_RECORD SET_
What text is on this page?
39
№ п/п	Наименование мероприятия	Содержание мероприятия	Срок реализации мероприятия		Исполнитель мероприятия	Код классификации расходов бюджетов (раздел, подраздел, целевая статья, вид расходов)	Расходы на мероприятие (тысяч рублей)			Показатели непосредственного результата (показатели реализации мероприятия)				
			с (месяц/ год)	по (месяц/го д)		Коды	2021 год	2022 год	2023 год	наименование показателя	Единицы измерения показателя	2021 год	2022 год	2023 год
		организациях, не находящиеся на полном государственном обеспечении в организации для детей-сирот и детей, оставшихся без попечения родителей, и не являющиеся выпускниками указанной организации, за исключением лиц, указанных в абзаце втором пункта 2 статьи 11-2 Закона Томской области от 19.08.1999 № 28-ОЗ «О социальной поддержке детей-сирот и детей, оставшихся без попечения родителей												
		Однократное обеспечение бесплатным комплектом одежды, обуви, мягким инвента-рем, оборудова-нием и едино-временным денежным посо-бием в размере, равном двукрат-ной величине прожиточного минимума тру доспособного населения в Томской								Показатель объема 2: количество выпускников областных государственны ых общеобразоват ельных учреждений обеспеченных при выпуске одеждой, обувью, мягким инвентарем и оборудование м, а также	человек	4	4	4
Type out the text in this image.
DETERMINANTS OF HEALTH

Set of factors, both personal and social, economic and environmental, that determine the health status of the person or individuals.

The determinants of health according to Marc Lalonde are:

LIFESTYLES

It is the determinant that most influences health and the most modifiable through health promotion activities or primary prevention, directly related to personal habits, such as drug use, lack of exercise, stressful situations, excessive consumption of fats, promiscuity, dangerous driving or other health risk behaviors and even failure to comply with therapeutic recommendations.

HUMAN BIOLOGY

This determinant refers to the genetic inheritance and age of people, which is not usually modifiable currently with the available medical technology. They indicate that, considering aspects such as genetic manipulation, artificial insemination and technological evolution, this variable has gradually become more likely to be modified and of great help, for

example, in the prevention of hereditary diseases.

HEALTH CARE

_REQUIRED WORK_
Filter out all lines lacking the word "text" and copy the rest.

_FULL OUTPUT_
What text is on this page?
Type out the text in this image.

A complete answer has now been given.